Chicago III is the third studio album by the American rock band Chicago. It was released on January 11, 1971 through Columbia Records. The album was produced by James William Guercio and was the band's third consecutive double album in less than two years.

Much like the previous year's Chicago (many times referred to as Chicago II), Chicago III is made up of both multi-part suites and more conventional individual songs. The album saw the band integrate a number of different genres including folk and country ("What Else Can I Say", "Flight 602"), free improvisation ("Free Country"), and musique concrète ("Progress?") into their sound, while also continuing in their trademark jazz-rock style.

Chicago III was a critical and commercial success. It peaked at number two in the US, their highest chart placement at that point, and received positive reviews. While neither of its singles ("Free" and "Lowdown") matched the success of the band's previous and following singles, both managed to make the top 40, peaking at numbers 20 and 35, respectively. After the release of the album, Chicago would become the first rock band to play the famous Carnegie Hall; performances from this run would be released on the following album Live at Carnegie Hall.

Background 
In the wake of the enormous worldwide success of their second album, Chicago spent almost all of 1970 on the road, an exhausting undertaking.  Former drummer Danny Seraphine, described the members of the band as "fatigued and road-weary" when they went into the studio to record the album.

Released in January 1971, initially on Columbia Records, Chicago III — the band's first album to sport a Roman numeral in its title — sold well upon its release and was certified gold by the Recording Industry Association of America (RIAA) a month later.  It provided Chicago with its highest charting disc yet in the US, going to No. 2 on the Billboard 200.  "Free", written by Robert Lamm, made it into the top 20 of the Billboard Hot 100 chart, and "Lowdown", co-written by Peter Cetera and Danny Seraphine, reached the top 40. Chicago III marked a dwindling in UK fortunes in comparison to the band's first two albums, Chicago Transit Authority and Chicago, reaching No. 9 in a brief chart run.

In 1974, jazz bandleader Stan Kenton added a suite of songs from the album ("Canon", "Mother", "Once Upon a Time" and "Free") to his band's repertoire, releasing it on the album Stan Kenton Plays Chicago.
::::::::::
**Problem set**
• a. Quote the passage of the Chicago III article that opens with the words containing "Chicago III is the" and closes with "than two years.".
• b. Which songs from the album did Stan Kenton add as a suite to his band's repertoire, according to the Chicago III article?
• c. Write the next part of the article about the album Chicago III, picking up after its final sentence.
The records after this article aren't needed for any of the work.
::::::::::
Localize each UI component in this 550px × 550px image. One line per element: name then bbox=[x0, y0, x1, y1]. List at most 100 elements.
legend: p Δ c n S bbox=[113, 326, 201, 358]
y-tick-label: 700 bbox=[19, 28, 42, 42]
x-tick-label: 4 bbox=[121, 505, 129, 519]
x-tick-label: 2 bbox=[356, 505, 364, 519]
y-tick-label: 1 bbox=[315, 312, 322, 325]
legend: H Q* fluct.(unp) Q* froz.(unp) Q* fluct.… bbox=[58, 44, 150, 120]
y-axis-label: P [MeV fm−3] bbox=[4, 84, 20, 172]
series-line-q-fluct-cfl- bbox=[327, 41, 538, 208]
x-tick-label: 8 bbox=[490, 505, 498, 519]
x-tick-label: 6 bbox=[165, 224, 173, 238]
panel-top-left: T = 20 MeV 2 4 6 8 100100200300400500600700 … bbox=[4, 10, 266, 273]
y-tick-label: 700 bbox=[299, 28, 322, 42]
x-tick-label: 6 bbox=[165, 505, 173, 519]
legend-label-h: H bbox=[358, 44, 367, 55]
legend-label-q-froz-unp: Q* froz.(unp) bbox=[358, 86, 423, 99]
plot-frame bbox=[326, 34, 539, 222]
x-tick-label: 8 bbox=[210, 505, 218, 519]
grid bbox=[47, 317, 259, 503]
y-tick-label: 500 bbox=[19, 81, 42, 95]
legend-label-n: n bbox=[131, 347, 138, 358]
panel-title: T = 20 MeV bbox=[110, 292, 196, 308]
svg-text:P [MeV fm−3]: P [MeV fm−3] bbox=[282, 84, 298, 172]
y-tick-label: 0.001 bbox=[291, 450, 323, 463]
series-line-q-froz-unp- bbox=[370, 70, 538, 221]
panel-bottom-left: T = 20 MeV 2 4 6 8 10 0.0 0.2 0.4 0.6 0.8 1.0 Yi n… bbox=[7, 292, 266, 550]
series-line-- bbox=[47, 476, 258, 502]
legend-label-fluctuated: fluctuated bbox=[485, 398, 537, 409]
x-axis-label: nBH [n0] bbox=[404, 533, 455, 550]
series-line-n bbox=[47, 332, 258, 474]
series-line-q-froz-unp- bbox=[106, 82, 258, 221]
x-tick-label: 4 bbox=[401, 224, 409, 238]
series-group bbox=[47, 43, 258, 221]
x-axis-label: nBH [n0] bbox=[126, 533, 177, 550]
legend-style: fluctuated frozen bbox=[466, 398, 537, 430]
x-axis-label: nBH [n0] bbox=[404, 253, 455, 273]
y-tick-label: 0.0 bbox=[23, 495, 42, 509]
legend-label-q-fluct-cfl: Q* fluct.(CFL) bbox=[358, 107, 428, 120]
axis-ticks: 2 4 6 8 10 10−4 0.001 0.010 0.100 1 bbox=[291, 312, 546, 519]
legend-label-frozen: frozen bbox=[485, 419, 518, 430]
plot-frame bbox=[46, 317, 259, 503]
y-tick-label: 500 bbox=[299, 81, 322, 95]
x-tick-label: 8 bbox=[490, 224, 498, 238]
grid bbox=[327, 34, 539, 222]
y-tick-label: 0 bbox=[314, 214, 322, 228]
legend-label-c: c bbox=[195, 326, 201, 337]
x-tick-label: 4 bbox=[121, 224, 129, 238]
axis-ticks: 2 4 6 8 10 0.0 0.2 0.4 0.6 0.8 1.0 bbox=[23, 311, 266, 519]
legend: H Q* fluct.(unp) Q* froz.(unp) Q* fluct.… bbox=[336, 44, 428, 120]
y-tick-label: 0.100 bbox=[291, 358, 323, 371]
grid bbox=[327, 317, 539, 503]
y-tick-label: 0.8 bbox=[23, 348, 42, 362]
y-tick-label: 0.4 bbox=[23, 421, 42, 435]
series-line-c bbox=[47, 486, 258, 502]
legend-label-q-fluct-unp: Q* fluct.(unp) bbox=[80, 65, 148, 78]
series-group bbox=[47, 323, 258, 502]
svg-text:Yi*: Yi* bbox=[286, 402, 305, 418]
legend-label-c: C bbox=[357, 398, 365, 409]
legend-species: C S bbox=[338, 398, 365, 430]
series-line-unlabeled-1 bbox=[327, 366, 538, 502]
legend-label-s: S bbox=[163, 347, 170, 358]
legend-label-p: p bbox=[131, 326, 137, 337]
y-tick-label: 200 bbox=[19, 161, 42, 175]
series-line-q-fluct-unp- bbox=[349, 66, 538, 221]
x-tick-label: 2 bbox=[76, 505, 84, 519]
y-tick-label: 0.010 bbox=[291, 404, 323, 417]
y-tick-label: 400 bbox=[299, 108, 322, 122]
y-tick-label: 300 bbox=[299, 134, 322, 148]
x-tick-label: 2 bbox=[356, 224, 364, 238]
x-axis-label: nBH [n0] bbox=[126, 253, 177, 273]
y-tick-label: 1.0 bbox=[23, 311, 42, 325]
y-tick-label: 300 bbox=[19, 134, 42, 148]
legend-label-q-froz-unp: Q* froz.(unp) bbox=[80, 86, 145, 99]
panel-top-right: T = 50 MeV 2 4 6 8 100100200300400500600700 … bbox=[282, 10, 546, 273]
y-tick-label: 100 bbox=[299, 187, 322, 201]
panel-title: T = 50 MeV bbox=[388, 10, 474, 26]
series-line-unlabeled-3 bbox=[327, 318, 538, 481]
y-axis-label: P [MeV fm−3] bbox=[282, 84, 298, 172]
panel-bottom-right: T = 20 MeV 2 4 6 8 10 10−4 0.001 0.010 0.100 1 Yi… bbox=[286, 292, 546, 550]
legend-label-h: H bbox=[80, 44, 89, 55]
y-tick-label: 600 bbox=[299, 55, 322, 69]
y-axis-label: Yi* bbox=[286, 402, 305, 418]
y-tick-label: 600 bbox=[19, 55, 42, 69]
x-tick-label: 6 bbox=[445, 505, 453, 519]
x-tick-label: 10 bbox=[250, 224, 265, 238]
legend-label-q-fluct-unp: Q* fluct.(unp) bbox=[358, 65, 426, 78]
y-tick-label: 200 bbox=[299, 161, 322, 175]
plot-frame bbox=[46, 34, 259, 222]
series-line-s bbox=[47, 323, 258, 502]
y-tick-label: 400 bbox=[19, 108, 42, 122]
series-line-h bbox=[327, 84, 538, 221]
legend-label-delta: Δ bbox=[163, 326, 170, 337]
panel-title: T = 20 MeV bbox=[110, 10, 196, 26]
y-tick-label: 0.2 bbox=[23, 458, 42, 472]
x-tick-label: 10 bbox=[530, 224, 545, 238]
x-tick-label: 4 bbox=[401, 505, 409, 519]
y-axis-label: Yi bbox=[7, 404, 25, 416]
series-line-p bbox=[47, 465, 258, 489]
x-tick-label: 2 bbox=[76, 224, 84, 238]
::::::::::
**Outputs by task**
• a.
Chicago III is the third studio album by the American rock band Chicago. It was released on January 11, 1971 through Columbia Records. The album was produced by James William Guercio and was the band's third consecutive double album in less than two years.

• b. "Canon", "Mother", "Once Upon a Time" and "Free"

• c.
Musical style, writing, composition 
The band had used up its storehouse of original material on its first two albums. It needed new material for Chicago III, and the songwriters worked "nonstop" Danny Seraphine said the band "took the opportunity to experiment with instrumentals and showcase our skills as musicians."

Their long hours on the road gave the principal songwriters, Robert Lamm, Terry Kath and James Pankow, much food for thought, resulting in more serious subject matter, which contrasted with the positivity of their first two sets. In his retrospective review of the album, Jeff Giles writes that Lamm's  "Travel Suite" was "inspired by the boredom, loneliness, and beauty of the road," and characterizes Pankow's "Elegy" suite is an "ecologically minded composition", (an issue Lamm also touches upon in "Mother"). While Kath's multi-part "An Hour in the Shower" provides a reprieve from the sobering explorations elsewhere, Chicago III was undeniably the result of a band who had seen the flip side of the world over the last several months. "Lowdown", co-written by Peter Cetera and Danny Seraphine, was Seraphine's first co-writing credit, and he was appreciative of the support Cetera gave him during the writing process.

Chicago III  incorporates a variety of musical styles. "Sing a Mean Tune Kid" features the influence of funk, "What Else Can I Say" and "Flight 602" have a country feel, while abstract qualities are found in "Free Country" and "Progress?"

Recording and production 
The album was produced by James William Guercio, who was Chicago's producer for its first eleven albums. This album was mixed and released in both stereo and quadraphonic. In 2002, Chicago III was remastered and reissued on one CD by Rhino Records.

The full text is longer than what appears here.